> **Task description**:
Separate out the lines that hold "ylabel".

****

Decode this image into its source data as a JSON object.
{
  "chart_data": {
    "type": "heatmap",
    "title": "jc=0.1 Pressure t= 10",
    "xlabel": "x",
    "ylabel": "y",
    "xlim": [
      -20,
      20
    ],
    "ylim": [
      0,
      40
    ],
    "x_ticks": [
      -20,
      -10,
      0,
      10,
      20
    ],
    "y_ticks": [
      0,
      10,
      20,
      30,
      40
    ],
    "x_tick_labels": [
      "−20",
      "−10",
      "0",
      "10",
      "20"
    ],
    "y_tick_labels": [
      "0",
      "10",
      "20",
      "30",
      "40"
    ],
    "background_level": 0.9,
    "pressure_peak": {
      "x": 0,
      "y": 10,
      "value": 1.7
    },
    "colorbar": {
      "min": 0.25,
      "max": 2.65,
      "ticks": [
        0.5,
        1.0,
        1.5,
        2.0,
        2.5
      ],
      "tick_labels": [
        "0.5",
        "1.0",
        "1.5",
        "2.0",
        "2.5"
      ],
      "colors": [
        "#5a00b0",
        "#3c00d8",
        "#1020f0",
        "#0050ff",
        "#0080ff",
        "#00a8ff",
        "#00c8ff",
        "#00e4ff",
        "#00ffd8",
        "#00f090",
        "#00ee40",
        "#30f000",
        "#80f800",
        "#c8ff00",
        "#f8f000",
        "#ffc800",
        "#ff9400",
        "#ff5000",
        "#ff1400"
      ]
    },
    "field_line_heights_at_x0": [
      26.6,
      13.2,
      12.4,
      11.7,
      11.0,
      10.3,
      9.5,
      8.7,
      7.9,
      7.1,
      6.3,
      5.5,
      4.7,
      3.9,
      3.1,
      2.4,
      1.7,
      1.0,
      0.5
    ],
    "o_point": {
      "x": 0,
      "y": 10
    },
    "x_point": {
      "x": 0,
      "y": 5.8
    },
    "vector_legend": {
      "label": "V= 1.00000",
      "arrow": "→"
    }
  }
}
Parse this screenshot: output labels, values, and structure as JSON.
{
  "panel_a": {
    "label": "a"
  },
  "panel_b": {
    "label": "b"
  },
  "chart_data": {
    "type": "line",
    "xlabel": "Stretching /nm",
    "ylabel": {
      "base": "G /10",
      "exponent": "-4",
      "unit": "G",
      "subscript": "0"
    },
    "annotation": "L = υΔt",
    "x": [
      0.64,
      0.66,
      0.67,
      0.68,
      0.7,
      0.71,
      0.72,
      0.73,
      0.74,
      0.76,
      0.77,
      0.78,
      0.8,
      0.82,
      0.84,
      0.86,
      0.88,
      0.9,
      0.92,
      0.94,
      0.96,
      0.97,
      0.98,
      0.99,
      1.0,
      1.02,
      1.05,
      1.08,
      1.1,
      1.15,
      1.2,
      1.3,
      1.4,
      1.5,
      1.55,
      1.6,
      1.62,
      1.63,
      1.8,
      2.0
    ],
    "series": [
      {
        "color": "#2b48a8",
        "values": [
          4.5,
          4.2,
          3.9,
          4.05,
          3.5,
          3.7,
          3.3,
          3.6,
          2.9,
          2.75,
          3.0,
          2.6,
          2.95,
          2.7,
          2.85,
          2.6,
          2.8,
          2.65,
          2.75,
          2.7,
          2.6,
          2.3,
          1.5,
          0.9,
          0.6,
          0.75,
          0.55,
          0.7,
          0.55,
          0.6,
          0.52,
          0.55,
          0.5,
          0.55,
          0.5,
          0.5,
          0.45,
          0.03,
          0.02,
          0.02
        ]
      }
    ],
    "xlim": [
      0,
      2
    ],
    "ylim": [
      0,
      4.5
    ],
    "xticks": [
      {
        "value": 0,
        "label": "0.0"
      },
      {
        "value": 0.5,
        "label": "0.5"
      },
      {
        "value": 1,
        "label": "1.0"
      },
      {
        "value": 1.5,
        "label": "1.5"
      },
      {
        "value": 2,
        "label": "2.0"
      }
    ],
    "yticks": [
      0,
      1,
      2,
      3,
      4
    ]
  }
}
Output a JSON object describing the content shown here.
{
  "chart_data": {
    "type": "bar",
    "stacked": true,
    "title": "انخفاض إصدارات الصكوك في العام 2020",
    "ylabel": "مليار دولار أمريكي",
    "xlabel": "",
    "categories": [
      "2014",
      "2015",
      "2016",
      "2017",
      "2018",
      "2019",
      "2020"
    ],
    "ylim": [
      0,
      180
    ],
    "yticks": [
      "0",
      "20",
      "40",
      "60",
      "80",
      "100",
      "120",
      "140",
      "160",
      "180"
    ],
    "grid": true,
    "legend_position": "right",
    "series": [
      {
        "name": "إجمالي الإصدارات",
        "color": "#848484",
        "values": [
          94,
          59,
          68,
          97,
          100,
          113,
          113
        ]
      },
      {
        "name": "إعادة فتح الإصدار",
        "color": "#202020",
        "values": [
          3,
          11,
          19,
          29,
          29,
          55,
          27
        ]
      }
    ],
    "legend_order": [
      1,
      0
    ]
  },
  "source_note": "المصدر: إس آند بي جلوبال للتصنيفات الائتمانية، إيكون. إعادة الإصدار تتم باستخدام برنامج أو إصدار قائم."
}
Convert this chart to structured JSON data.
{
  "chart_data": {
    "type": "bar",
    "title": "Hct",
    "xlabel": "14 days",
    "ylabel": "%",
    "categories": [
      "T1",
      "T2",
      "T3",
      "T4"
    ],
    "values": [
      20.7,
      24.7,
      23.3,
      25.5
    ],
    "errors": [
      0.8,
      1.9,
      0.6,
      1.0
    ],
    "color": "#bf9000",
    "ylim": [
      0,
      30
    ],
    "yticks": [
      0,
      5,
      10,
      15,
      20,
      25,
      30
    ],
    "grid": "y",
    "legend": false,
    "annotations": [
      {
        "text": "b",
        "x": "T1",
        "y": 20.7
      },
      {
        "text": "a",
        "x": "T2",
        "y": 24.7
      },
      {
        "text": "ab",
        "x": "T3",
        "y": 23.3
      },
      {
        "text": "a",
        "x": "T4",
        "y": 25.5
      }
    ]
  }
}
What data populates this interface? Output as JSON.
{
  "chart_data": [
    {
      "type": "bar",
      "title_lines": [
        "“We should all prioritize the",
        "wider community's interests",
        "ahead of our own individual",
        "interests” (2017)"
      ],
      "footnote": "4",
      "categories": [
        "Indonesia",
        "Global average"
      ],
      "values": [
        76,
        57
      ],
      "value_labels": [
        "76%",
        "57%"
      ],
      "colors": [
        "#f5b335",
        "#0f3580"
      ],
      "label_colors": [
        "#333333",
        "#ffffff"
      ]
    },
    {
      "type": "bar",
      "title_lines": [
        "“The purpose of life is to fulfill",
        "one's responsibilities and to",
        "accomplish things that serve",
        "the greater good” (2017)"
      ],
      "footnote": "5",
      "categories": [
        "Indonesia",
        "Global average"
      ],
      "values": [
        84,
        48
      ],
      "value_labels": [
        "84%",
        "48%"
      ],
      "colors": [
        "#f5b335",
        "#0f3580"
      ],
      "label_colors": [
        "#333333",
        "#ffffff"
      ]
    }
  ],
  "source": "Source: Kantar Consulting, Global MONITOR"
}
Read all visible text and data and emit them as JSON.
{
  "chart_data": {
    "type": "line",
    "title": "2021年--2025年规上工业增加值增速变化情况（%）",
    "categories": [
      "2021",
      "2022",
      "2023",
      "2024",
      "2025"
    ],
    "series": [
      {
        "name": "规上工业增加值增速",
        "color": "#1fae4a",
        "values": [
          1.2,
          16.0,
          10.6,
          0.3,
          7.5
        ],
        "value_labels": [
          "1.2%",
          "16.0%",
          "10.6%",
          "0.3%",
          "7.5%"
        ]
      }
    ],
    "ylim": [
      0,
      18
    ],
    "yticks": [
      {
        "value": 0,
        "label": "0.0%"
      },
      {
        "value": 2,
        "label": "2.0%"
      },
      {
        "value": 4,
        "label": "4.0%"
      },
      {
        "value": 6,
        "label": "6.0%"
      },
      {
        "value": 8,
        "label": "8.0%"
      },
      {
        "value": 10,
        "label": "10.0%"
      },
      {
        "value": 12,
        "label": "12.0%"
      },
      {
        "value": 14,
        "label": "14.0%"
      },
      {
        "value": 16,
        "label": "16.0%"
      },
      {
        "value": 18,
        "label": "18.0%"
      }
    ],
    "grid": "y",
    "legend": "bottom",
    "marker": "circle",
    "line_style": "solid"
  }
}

****

> **Task result**:
    "ylabel": "y",
    "ylabel": {
    "ylabel": "مليار دولار أمريكي",
    "ylabel": "%",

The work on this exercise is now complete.